_Document_:

Cette année, c'est le pompon ! On se demande ce qu'aurait pu en penser Mario Monicelli (mort en 2010), lui qui avait rejoint les partisans de Rome à partir de 1943 et qui disait de la Résistance qu’elle avait été « le seul moment intelligent et généreux » de l’histoire d’Italie.


« Éviter les danses et les chants endiablés, tant que le corps n'est pas enterré »


La polémique de cette année vient de la décision prise le 21 avril dernier par le gouvernement italien de décréter cinq jours de deuil national, jusqu’au 26 avril, suite à la mort de pape François Ier. Cela peut sonner curieux aux oreilles françaises habituées à des notes plus laïques, mais cela n’a rien d’étonnant dans un pays comme l’Italie, où le Vatican joue depuis des siècles un rôle politique majeur. Il ne faut pas oublier que jusqu’à une époque très récente - l’Italie n’est une nation que depuis 1861 - le Vatican était un État, qui étendait ses domaines sur une partie non négligeable du territoire. Quoi qu’il en soit, ce deuil national se superpose aux multiples célébrations prévues le 25 avril, ce qui a soulevé un tollé d'indignation des partis d’opposition et du monde associatif et syndical engagé dans la préservation de la mémoire de la lutte partisane.


« Toutes les cérémonies sont permises, a expliqué le porte-parole de la Protection civile, Antonio Musumeci, mais dans la sobriété », ce qui n’a fait qu’empirer les choses. La gauche a fermement protesté, en affirmant qu’elle allait suspendre les activités du parti pendant trois jours et pas une seule seconde de plus : trois jours, telle fut la durée du deuil national après la mort du pape Jean Paul II, en 2005. Nicola Fratoianni, secrétaire du parti Sinistra Italiana, a déclaré que le rappel à la sobriété de Musumeci était fantasque. Et pour Angelo Bonelli, du parti Alleanza Verdi e Sinistra, « vouloir minimiser la valeur de ce que représente cette journée en utilisant la disparition d'une personnalité extraordinaire comme le pape François, ne peut être passé sous silence » : le 25 avril « n'est pas une fête dans une discothèque ou un happy hour, mais le jour où l'on commémore la libération de l'Italie du nazisme et du fascisme, grâce à la résistance qui nous a ensuite conduits à la démocratie ». « Musumeci a perdu une occasion pour se taire », a-t-il ajouté. Filippo Blengino, du parti Radicali Italiani, est allé plus loin en appelant à la désobéissance civile et en invitant les maires d’Italie à refuser de mettre les drapeaux en berne. Le parti Rifondazione Comunista, à gauche de la gauche, a promis quant à lui que il serait le 25 avril dans la rue « avec encore plus de force, encore plus de rage, encore plus d'espoir. Pour rappeler que l'Italie est née de la résistance ».

[Listes d'emplacement des éléments]

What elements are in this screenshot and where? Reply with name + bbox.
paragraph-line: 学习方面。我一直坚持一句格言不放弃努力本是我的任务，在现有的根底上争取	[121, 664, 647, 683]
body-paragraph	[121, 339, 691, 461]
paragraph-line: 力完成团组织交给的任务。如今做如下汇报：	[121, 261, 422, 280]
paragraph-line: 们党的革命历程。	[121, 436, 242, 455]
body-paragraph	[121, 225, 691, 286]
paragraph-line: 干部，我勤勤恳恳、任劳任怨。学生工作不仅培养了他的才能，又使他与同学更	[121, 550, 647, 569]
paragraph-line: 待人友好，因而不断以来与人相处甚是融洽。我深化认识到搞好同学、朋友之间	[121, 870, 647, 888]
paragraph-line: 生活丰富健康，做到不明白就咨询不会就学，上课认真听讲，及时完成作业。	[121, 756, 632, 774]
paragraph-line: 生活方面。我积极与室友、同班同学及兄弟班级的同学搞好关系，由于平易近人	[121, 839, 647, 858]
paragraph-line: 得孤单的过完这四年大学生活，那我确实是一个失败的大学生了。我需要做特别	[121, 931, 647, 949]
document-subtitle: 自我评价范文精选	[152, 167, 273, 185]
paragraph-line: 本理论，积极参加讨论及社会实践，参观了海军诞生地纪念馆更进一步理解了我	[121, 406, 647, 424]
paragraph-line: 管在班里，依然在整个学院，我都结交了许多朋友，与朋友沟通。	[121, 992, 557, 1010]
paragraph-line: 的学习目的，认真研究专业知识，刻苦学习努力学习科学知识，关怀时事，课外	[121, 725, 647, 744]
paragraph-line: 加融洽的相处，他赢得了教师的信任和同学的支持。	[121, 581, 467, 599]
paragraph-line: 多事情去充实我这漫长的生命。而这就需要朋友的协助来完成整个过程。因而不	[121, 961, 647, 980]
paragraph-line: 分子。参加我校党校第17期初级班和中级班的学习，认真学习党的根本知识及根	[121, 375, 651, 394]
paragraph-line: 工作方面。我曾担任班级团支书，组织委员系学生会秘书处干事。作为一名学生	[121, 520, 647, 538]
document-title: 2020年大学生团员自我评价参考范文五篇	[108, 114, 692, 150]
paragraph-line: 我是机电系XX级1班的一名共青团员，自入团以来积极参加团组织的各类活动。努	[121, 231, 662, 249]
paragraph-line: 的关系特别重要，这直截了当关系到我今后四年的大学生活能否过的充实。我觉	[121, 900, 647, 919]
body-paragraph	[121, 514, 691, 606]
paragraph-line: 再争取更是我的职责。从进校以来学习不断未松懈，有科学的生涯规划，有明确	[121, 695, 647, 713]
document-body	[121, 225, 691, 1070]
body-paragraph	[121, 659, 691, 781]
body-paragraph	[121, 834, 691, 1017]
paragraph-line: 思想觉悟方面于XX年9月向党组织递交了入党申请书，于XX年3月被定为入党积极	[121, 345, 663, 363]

_Tâches à faire_:
**1)** Selon le texte sur la polémique du 25 avril en Italie, combien de temps a duré le deuil national après la mort de Jean-Paul II en 2005 ?
**2)** Poursuivez le texte sur la polémique du 25 avril en Italie à partir de sa dernière phrase.

_Réponses dans l'ordre_:
**1)** Trois jours.

**2)**
Musumeci a tenté de calmer le jeu en précisant que personne n’avait jamais songé à empêcher les célébrations du 25 avril, mais qu’il s’agissait simplement de rappeler que le pays est en deuil et que chacun se doit de respecter la sobriété attendue dans les manifestations extérieures jusqu’aux funérailles de pape François, car « on pourrait éviter les danses et les chants endiablés, tant que le corps n'est pas encore enterré ». Une forme de respect pour les pèlerins venus à Rome lui rendre le dernier hommage, en somme. « Nous n'avons jamais songé à interdire ou à entraver quoi que ce soit, encore moins une célébration aussi importante que l'anniversaire de la fin de la guerre civile et du rétablissement de la démocratie » a-t-il précisé sans que cela n’apaise en rien la polémique qui continue de faire rage.


Prise à réaffirmer avec force les idéaux de la Résistance, l’Armata Brancaleone ne s’est même pas aperçue que Musumeci est le ministre d’un gouvernement présidé par une néo-fasciste qui doit le succès de sa carrière politique aux franges les plus radicales de l’extrême droite romaine, ni que le 25 avril 1945 ne marque pas du tout la fin d’une "guerre civile", mais celle d’une guerre mondiale qui a coûté la vie en Italie, seulement entre 1943 et 1945, à 25.000 victimes innocentes. Monicelli avait raison : les italiens ont tendance à s’inventer des gloires inexistantes, alors que l’histoire est faite par les gens ordinaires.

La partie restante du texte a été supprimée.